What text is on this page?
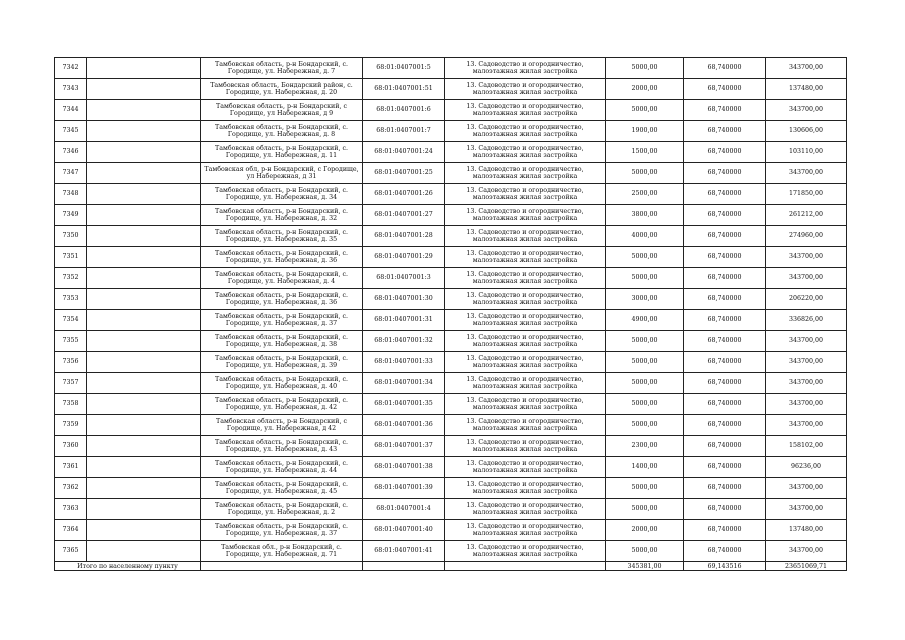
7342		Тамбовская область, р-н Бондарский, с. Городище, ул. Набережная, д. 7	68:01:0407001:5	13. Садоводство и огородничество, малоэтажная жилая застройка	5000,00	68,740000	343700,00
7343		Тамбовская область, Бондарский район, с. Городище, ул. Набережная, д. 20	68:01:0407001:51	13. Садоводство и огородничество, малоэтажная жилая застройка	2000,00	68,740000	137480,00
7344		Тамбовская область, р-н Бондарский, с Городище, ул Набережная, д 9	68:01:0407001:6	13. Садоводство и огородничество, малоэтажная жилая застройка	5000,00	68,740000	343700,00
7345		Тамбовская область, р-н Бондарский, с. Городище, ул. Набережная, д. 8	68:01:0407001:7	13. Садоводство и огородничество, малоэтажная жилая застройка	1900,00	68,740000	130606,00
7346		Тамбовская область, р-н Бондарский, с. Городище, ул. Набережная, д. 11	68:01:0407001:24	13. Садоводство и огородничество, малоэтажная жилая застройка	1500,00	68,740000	103110,00
7347		Тамбовская обл, р-н Бондарский, с Городище, ул Набережная, д 31	68:01:0407001:25	13. Садоводство и огородничество, малоэтажная жилая застройка	5000,00	68,740000	343700,00
7348		Тамбовская область, р-н Бондарский, с. Городище, ул. Набережная, д. 34	68:01:0407001:26	13. Садоводство и огородничество, малоэтажная жилая застройка	2500,00	68,740000	171850,00
7349		Тамбовская область, р-н Бондарский, с. Городище, ул. Набережная, д. 32	68:01:0407001:27	13. Садоводство и огородничество, малоэтажная жилая застройка	3800,00	68,740000	261212,00
7350		Тамбовская область, р-н Бондарский, с. Городище, ул. Набережная, д. 35	68:01:0407001:28	13. Садоводство и огородничество, малоэтажная жилая застройка	4000,00	68,740000	274960,00
7351		Тамбовская область, р-н Бондарский, с. Городище, ул. Набережная, д. 36	68:01:0407001:29	13. Садоводство и огородничество, малоэтажная жилая застройка	5000,00	68,740000	343700,00
7352		Тамбовская область, р-н Бондарский, с. Городище, ул. Набережная, д. 4	68:01:0407001:3	13. Садоводство и огородничество, малоэтажная жилая застройка	5000,00	68,740000	343700,00
7353		Тамбовская область, р-н Бондарский, с. Городище, ул. Набережная, д. 36	68:01:0407001:30	13. Садоводство и огородничество, малоэтажная жилая застройка	3000,00	68,740000	206220,00
7354		Тамбовская область, р-н Бондарский, с. Городище, ул. Набережная, д. 37	68:01:0407001:31	13. Садоводство и огородничество, малоэтажная жилая застройка	4900,00	68,740000	336826,00
7355		Тамбовская область, р-н Бондарский, с. Городище, ул. Набережная, д. 38	68:01:0407001:32	13. Садоводство и огородничество, малоэтажная жилая застройка	5000,00	68,740000	343700,00
7356		Тамбовская область, р-н Бондарский, с. Городище, ул. Набережная, д. 39	68:01:0407001:33	13. Садоводство и огородничество, малоэтажная жилая застройка	5000,00	68,740000	343700,00
7357		Тамбовская область, р-н Бондарский, с. Городище, ул. Набережная, д. 40	68:01:0407001:34	13. Садоводство и огородничество, малоэтажная жилая застройка	5000,00	68,740000	343700,00
7358		Тамбовская область, р-н Бондарский, с. Городище, ул. Набережная, д. 42	68:01:0407001:35	13. Садоводство и огородничество, малоэтажная жилая застройка	5000,00	68,740000	343700,00
7359		Тамбовская область, р-н Бондарский, с Городище, ул. Набережная, д 42	68:01:0407001:36	13. Садоводство и огородничество, малоэтажная жилая застройка	5000,00	68,740000	343700,00
7360		Тамбовская область, р-н Бондарский, с. Городище, ул. Набережная, д. 43	68:01:0407001:37	13. Садоводство и огородничество, малоэтажная жилая застройка	2300,00	68,740000	158102,00
7361		Тамбовская область, р-н Бондарский, с. Городище, ул. Набережная, д. 44	68:01:0407001:38	13. Садоводство и огородничество, малоэтажная жилая застройка	1400,00	68,740000	96236,00
7362		Тамбовская область, р-н Бондарский, с. Городище, ул. Набережная, д. 45	68:01:0407001:39	13. Садоводство и огородничество, малоэтажная жилая застройка	5000,00	68,740000	343700,00
7363		Тамбовская область, р-н Бондарский, с. Городище, ул. Набережная, д. 2	68:01:0407001:4	13. Садоводство и огородничество, малоэтажная жилая застройка	5000,00	68,740000	343700,00
7364		Тамбовская область, р-н Бондарский, с. Городище, ул. Набережная, д. 37	68:01:0407001:40	13. Садоводство и огородничество, малоэтажная жилая застройка	2000,00	68,740000	137480,00
7365		Тамбовская обл., р-н Бондарский, с. Городище, ул. Набережная, д. 71	68:01:0407001:41	13. Садоводство и огородничество, малоэтажная жилая застройка	5000,00	68,740000	343700,00
Итого по населенному пункту					345381,00	69,143516	23651069,71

Written instruction: Each record above should be copied character for character, with pictures dropped.

Finished exercise:
What text is on this page?
7342		Тамбовская область, р-н Бондарский, с. Городище, ул. Набережная, д. 7	68:01:0407001:5	13. Садоводство и огородничество, малоэтажная жилая застройка	5000,00	68,740000	343700,00
7343		Тамбовская область, Бондарский район, с. Городище, ул. Набережная, д. 20	68:01:0407001:51	13. Садоводство и огородничество, малоэтажная жилая застройка	2000,00	68,740000	137480,00
7344		Тамбовская область, р-н Бондарский, с Городище, ул Набережная, д 9	68:01:0407001:6	13. Садоводство и огородничество, малоэтажная жилая застройка	5000,00	68,740000	343700,00
7345		Тамбовская область, р-н Бондарский, с. Городище, ул. Набережная, д. 8	68:01:0407001:7	13. Садоводство и огородничество, малоэтажная жилая застройка	1900,00	68,740000	130606,00
7346		Тамбовская область, р-н Бондарский, с. Городище, ул. Набережная, д. 11	68:01:0407001:24	13. Садоводство и огородничество, малоэтажная жилая застройка	1500,00	68,740000	103110,00
7347		Тамбовская обл, р-н Бондарский, с Городище, ул Набережная, д 31	68:01:0407001:25	13. Садоводство и огородничество, малоэтажная жилая застройка	5000,00	68,740000	343700,00
7348		Тамбовская область, р-н Бондарский, с. Городище, ул. Набережная, д. 34	68:01:0407001:26	13. Садоводство и огородничество, малоэтажная жилая застройка	2500,00	68,740000	171850,00
7349		Тамбовская область, р-н Бондарский, с. Городище, ул. Набережная, д. 32	68:01:0407001:27	13. Садоводство и огородничество, малоэтажная жилая застройка	3800,00	68,740000	261212,00
7350		Тамбовская область, р-н Бондарский, с. Городище, ул. Набережная, д. 35	68:01:0407001:28	13. Садоводство и огородничество, малоэтажная жилая застройка	4000,00	68,740000	274960,00
7351		Тамбовская область, р-н Бондарский, с. Городище, ул. Набережная, д. 36	68:01:0407001:29	13. Садоводство и огородничество, малоэтажная жилая застройка	5000,00	68,740000	343700,00
7352		Тамбовская область, р-н Бондарский, с. Городище, ул. Набережная, д. 4	68:01:0407001:3	13. Садоводство и огородничество, малоэтажная жилая застройка	5000,00	68,740000	343700,00
7353		Тамбовская область, р-н Бондарский, с. Городище, ул. Набережная, д. 36	68:01:0407001:30	13. Садоводство и огородничество, малоэтажная жилая застройка	3000,00	68,740000	206220,00
7354		Тамбовская область, р-н Бондарский, с. Городище, ул. Набережная, д. 37	68:01:0407001:31	13. Садоводство и огородничество, малоэтажная жилая застройка	4900,00	68,740000	336826,00
7355		Тамбовская область, р-н Бондарский, с. Городище, ул. Набережная, д. 38	68:01:0407001:32	13. Садоводство и огородничество, малоэтажная жилая застройка	5000,00	68,740000	343700,00
7356		Тамбовская область, р-н Бондарский, с. Городище, ул. Набережная, д. 39	68:01:0407001:33	13. Садоводство и огородничество, малоэтажная жилая застройка	5000,00	68,740000	343700,00
7357		Тамбовская область, р-н Бондарский, с. Городище, ул. Набережная, д. 40	68:01:0407001:34	13. Садоводство и огородничество, малоэтажная жилая застройка	5000,00	68,740000	343700,00
7358		Тамбовская область, р-н Бондарский, с. Городище, ул. Набережная, д. 42	68:01:0407001:35	13. Садоводство и огородничество, малоэтажная жилая застройка	5000,00	68,740000	343700,00
7359		Тамбовская область, р-н Бондарский, с Городище, ул. Набережная, д 42	68:01:0407001:36	13. Садоводство и огородничество, малоэтажная жилая застройка	5000,00	68,740000	343700,00
7360		Тамбовская область, р-н Бондарский, с. Городище, ул. Набережная, д. 43	68:01:0407001:37	13. Садоводство и огородничество, малоэтажная жилая застройка	2300,00	68,740000	158102,00
7361		Тамбовская область, р-н Бондарский, с. Городище, ул. Набережная, д. 44	68:01:0407001:38	13. Садоводство и огородничество, малоэтажная жилая застройка	1400,00	68,740000	96236,00
7362		Тамбовская область, р-н Бондарский, с. Городище, ул. Набережная, д. 45	68:01:0407001:39	13. Садоводство и огородничество, малоэтажная жилая застройка	5000,00	68,740000	343700,00
7363		Тамбовская область, р-н Бондарский, с. Городище, ул. Набережная, д. 2	68:01:0407001:4	13. Садоводство и огородничество, малоэтажная жилая застройка	5000,00	68,740000	343700,00
7364		Тамбовская область, р-н Бондарский, с. Городище, ул. Набережная, д. 37	68:01:0407001:40	13. Садоводство и огородничество, малоэтажная жилая застройка	2000,00	68,740000	137480,00
7365		Тамбовская обл., р-н Бондарский, с. Городище, ул. Набережная, д. 71	68:01:0407001:41	13. Садоводство и огородничество, малоэтажная жилая застройка	5000,00	68,740000	343700,00
Итого по населенному пункту					345381,00	69,143516	23651069,71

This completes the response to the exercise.